Locate the string "content" throughout the material and copy every line in which it occurs.

— start of DATASET RECORDS —

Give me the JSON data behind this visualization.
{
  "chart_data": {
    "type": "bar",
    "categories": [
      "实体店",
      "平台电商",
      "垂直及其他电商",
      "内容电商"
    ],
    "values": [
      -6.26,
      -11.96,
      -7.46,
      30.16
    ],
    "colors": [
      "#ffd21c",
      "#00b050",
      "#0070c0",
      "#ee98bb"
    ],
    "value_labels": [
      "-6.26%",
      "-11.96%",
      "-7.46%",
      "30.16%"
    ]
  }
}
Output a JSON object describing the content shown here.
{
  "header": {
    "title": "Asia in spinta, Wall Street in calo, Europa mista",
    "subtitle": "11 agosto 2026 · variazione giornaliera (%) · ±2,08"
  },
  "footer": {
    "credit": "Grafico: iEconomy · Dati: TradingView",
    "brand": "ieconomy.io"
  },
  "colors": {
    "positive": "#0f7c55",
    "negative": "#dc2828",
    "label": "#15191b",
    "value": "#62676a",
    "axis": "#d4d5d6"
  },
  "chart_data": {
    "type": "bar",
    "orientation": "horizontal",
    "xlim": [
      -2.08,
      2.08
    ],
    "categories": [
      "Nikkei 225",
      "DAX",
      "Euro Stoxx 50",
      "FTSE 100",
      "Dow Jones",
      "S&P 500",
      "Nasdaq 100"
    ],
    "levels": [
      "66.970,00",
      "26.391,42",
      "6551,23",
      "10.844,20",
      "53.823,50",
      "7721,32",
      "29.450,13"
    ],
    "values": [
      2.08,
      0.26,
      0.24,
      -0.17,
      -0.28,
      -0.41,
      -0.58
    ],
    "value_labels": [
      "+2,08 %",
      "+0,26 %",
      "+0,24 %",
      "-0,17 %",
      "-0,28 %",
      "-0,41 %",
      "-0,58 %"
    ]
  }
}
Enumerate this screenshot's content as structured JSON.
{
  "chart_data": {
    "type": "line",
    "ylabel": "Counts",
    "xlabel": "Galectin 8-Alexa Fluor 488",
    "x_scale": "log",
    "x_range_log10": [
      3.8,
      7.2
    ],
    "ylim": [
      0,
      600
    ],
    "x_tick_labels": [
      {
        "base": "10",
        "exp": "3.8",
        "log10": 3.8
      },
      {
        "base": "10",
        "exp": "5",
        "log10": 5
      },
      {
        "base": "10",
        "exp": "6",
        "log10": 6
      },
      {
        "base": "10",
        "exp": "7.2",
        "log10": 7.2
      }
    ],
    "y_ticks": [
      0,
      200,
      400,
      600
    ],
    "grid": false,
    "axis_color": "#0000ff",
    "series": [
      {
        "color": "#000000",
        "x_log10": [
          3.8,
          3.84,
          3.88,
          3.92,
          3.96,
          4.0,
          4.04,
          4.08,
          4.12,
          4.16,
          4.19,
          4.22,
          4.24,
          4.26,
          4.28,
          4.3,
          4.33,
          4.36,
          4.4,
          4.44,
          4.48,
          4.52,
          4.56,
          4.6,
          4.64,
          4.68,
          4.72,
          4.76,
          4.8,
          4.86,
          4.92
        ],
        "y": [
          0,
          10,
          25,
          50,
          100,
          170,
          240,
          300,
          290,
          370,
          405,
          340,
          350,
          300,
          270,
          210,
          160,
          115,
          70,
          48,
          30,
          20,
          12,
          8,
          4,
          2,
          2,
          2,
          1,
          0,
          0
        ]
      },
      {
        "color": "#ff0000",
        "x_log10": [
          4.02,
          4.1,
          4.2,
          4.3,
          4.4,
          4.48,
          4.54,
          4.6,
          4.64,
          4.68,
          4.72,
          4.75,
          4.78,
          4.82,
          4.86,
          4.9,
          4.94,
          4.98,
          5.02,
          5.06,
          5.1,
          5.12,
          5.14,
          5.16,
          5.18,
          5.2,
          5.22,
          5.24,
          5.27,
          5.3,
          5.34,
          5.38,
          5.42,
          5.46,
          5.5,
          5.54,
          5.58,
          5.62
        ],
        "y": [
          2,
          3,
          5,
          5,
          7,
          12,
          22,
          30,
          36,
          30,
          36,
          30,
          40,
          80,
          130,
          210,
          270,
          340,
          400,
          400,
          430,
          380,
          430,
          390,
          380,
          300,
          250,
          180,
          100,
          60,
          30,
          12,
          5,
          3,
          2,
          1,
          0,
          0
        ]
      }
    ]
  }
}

— end of DATASET RECORDS —

* **RESULT FOR THIS EXERCISE**:
Output a JSON object describing the content shown here.
Enumerate this screenshot's content as structured JSON.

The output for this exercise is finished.